>>
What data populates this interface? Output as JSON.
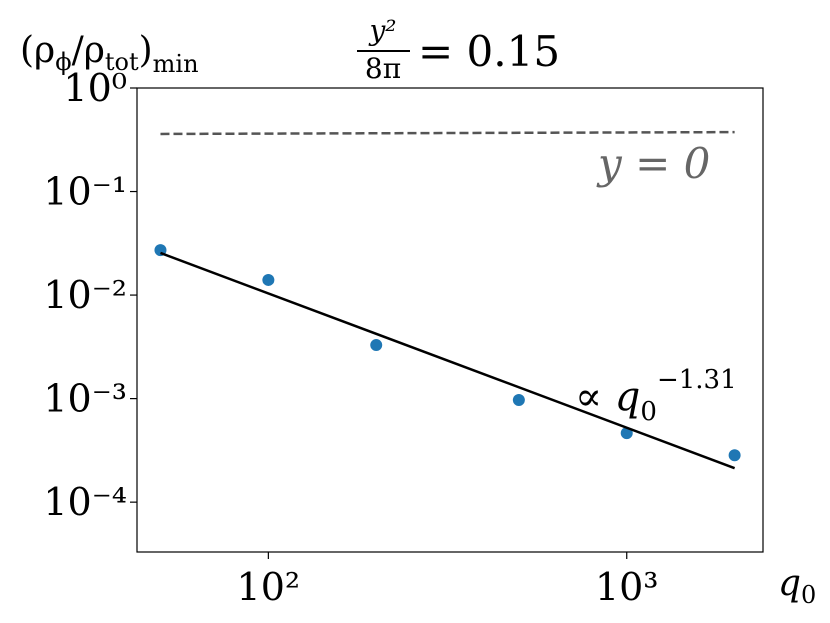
{
  "chart_data": {
    "type": "scatter",
    "title": {
      "numerator": "y²",
      "denominator": "8π",
      "rest": "= 0.15"
    },
    "ylabel": [
      "(ρ",
      "ϕ",
      "/ρ",
      "tot",
      ")",
      "min"
    ],
    "xlabel": [
      "q",
      "0"
    ],
    "log_x": true,
    "log_y": true,
    "xlim": [
      43,
      2400
    ],
    "ylim": [
      3.3e-05,
      1
    ],
    "xticks": [
      {
        "value": 100,
        "label": "10²"
      },
      {
        "value": 1000,
        "label": "10³"
      }
    ],
    "yticks": [
      {
        "value": 1,
        "label": "10⁰"
      },
      {
        "value": 0.1,
        "label": "10⁻¹"
      },
      {
        "value": 0.01,
        "label": "10⁻²"
      },
      {
        "value": 0.001,
        "label": "10⁻³"
      },
      {
        "value": 0.0001,
        "label": "10⁻⁴"
      }
    ],
    "series": [
      {
        "style": "points",
        "color": "#1f77b4",
        "x": [
          50,
          100,
          200,
          500,
          1000,
          2000
        ],
        "values": [
          0.0272,
          0.014,
          0.00329,
          0.00097,
          0.000464,
          0.000284
        ]
      },
      {
        "style": "line",
        "color": "#000000",
        "x": [
          50,
          2000
        ],
        "values": [
          0.0255,
          0.000213
        ]
      },
      {
        "style": "dashed",
        "color": "#555555",
        "x": [
          50,
          2000
        ],
        "values": [
          0.36,
          0.375
        ]
      }
    ],
    "annotations": {
      "fit": [
        "∝ q",
        "0",
        "−1.31"
      ],
      "reference": "y = 0"
    }
  }
}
<<
Task to complete >> Copy every line in the listing above where the string "color" turns up.

The completed task >>
        "color": "#1f77b4",
        "color": "#000000",
        "color": "#555555",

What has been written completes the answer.